-- STATED PROBLEM --
Go through the listing and copy each line with the string "Length".

(Lines of data)
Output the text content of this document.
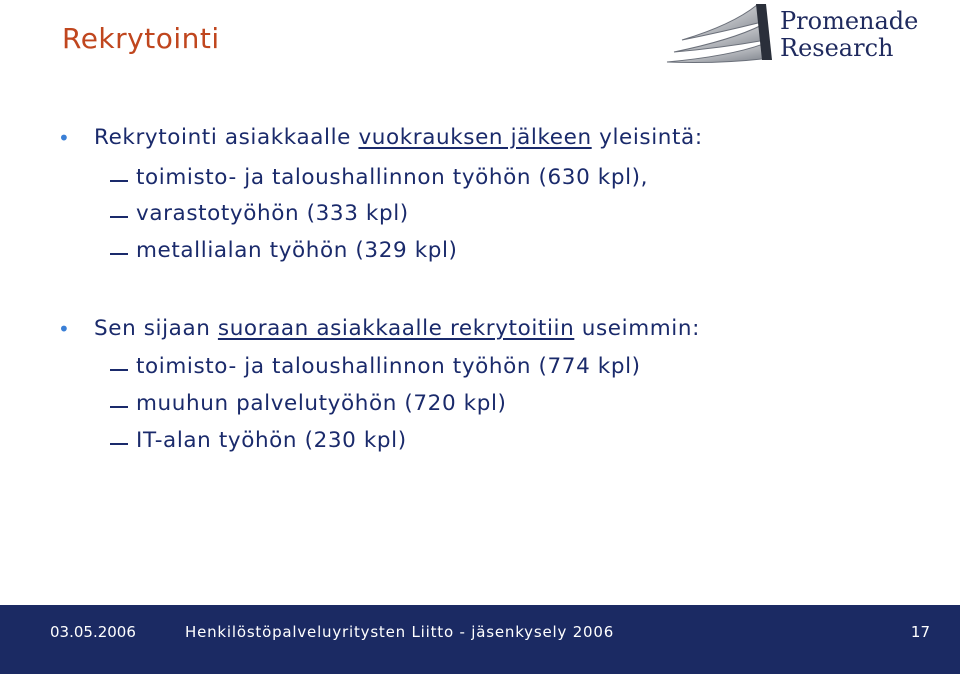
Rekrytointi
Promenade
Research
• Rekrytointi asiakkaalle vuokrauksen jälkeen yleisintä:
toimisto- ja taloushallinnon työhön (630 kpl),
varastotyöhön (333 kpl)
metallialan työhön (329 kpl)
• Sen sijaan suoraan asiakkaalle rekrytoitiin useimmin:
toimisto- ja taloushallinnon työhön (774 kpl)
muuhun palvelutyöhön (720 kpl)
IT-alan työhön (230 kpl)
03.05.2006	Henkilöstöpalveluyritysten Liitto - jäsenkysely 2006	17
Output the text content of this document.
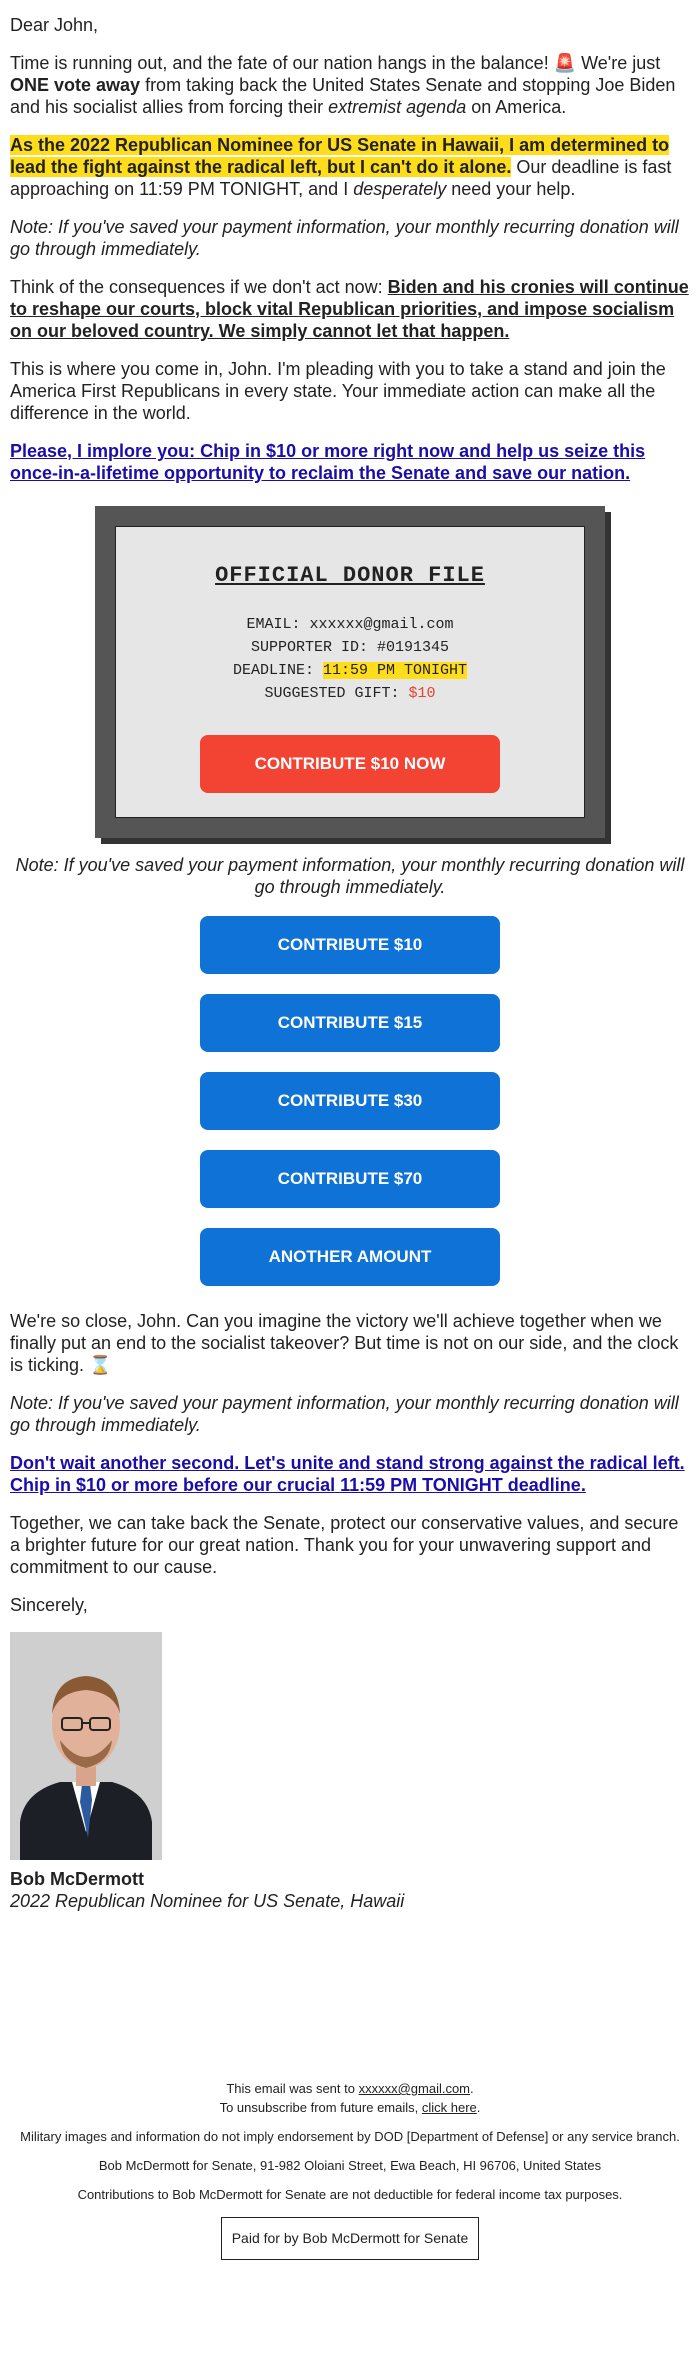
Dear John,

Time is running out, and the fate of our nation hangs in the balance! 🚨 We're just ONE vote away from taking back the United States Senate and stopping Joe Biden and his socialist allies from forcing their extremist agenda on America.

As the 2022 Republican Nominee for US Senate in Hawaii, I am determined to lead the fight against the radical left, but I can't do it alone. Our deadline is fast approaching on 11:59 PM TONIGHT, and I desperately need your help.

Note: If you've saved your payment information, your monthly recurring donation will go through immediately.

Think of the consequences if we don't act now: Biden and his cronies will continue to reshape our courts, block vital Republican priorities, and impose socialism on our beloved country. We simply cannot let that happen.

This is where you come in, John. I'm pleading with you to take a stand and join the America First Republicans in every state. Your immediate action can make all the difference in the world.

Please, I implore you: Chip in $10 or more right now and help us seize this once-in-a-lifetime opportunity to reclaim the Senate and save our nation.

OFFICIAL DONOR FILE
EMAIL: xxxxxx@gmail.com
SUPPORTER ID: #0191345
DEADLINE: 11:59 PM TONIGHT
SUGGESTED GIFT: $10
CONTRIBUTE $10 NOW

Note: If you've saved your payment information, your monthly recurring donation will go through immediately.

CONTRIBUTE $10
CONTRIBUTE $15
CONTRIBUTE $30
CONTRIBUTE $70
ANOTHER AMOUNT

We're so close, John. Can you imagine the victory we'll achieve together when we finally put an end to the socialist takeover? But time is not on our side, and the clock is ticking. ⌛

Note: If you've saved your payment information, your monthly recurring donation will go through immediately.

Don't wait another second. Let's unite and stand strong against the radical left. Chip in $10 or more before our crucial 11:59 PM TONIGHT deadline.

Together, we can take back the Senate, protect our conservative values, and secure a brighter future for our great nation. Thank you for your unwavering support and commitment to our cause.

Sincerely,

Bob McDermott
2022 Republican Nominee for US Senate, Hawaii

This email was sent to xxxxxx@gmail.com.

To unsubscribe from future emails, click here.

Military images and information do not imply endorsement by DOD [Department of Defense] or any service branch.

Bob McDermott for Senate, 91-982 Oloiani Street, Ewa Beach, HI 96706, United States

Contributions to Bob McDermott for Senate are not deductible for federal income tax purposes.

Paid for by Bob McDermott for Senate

---

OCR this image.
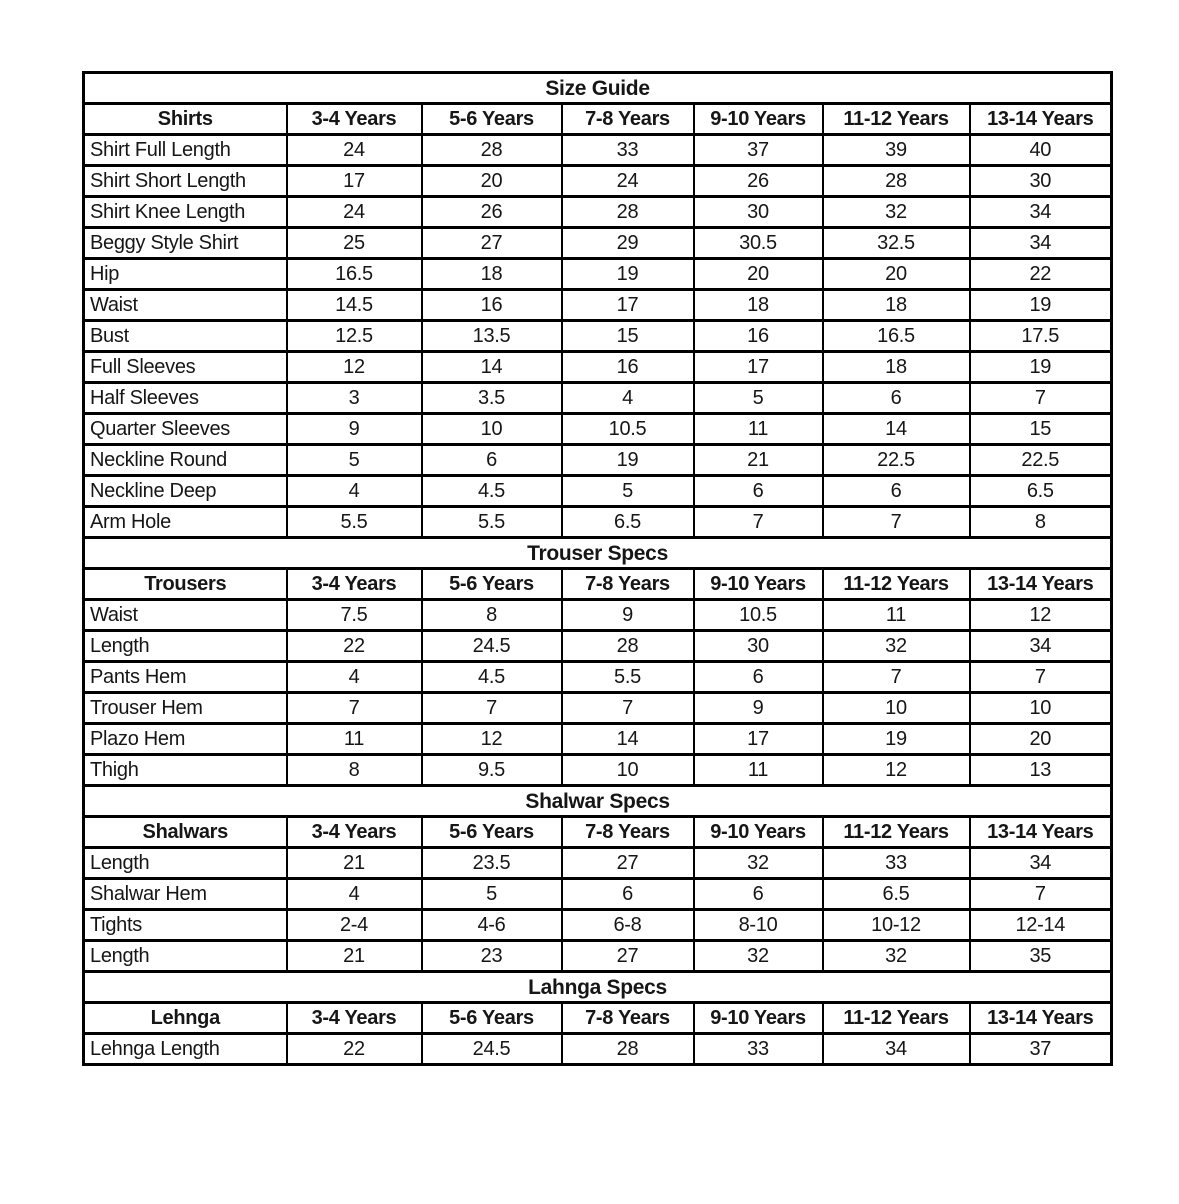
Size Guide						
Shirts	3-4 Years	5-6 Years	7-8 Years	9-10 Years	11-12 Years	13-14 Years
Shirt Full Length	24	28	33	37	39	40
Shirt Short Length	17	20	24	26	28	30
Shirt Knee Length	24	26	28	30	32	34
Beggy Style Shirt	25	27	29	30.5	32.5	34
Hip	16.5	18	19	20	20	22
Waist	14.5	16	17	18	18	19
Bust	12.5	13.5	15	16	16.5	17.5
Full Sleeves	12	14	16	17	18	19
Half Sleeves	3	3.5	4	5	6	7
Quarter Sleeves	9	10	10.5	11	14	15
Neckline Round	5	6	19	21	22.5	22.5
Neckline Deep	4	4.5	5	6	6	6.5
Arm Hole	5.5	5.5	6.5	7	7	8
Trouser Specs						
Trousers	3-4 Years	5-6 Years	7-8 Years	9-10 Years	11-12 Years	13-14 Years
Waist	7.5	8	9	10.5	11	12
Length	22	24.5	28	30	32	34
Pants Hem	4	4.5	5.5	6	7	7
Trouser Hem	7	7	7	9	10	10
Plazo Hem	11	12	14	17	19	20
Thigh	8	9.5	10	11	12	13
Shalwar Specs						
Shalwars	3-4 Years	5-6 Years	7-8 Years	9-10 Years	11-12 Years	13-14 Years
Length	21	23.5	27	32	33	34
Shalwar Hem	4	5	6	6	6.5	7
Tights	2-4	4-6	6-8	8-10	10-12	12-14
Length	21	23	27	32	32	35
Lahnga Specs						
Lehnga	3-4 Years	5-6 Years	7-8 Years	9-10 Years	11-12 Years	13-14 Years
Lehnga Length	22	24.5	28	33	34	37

==

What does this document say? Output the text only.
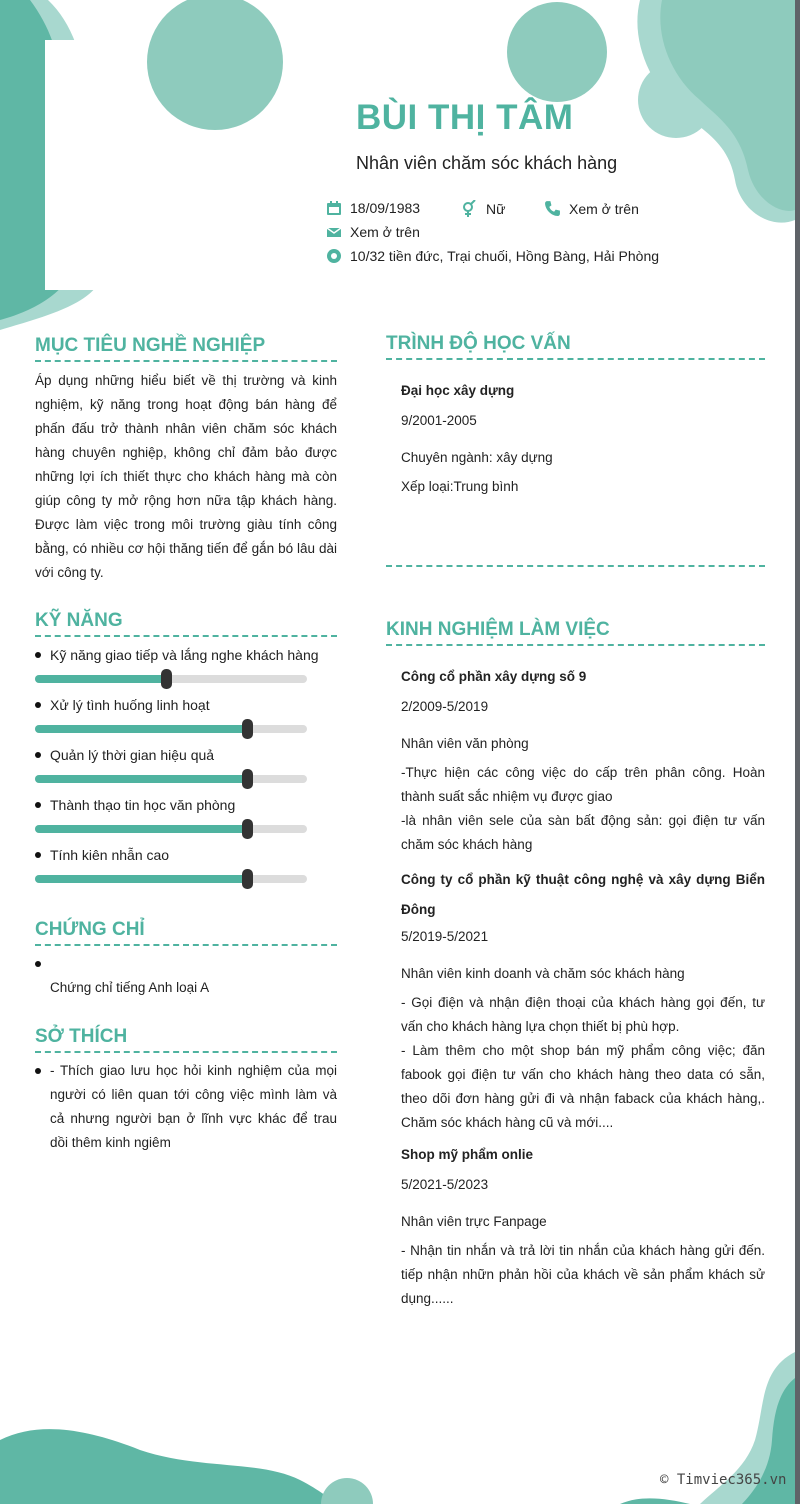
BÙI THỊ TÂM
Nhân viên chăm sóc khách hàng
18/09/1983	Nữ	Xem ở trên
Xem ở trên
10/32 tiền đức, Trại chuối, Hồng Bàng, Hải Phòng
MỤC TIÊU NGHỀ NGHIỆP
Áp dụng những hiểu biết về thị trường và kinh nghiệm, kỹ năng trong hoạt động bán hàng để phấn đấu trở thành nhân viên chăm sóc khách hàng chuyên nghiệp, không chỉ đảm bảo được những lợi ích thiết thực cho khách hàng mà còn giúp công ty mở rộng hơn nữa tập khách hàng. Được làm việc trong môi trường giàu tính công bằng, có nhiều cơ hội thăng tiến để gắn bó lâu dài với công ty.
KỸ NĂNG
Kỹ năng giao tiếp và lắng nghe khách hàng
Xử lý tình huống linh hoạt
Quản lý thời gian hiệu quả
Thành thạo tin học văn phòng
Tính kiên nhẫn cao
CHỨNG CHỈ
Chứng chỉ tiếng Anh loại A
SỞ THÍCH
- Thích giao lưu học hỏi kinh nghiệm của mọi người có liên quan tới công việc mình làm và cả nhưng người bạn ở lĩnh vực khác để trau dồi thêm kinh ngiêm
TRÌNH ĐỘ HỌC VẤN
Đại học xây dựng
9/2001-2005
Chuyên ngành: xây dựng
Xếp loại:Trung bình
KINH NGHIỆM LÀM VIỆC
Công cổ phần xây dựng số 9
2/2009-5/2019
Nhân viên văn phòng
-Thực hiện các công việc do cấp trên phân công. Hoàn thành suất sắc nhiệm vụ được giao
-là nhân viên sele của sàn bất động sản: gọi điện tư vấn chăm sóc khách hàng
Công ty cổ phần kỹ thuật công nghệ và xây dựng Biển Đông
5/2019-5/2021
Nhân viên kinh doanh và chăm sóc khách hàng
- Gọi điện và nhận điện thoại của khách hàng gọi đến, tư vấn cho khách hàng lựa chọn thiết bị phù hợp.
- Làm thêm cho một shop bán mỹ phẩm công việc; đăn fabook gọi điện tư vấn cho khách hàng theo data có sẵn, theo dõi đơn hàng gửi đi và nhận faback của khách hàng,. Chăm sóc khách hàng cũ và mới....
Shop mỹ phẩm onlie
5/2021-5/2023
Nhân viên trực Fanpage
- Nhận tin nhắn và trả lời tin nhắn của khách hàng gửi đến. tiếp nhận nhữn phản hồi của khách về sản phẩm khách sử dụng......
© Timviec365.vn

-- ANSWER TO THE TASK --
Shirt Full Length	24	28	33	37	39	40
Shirt Short Length	17	20	24	26	28	30
Shirt Knee Length	24	26	28	30	32	34
Length	22	24.5	28	30	32	34
Length	21	23.5	27	32	33	34
Length	21	23	27	32	32	35
Lehnga Length	22	24.5	28	33	34	37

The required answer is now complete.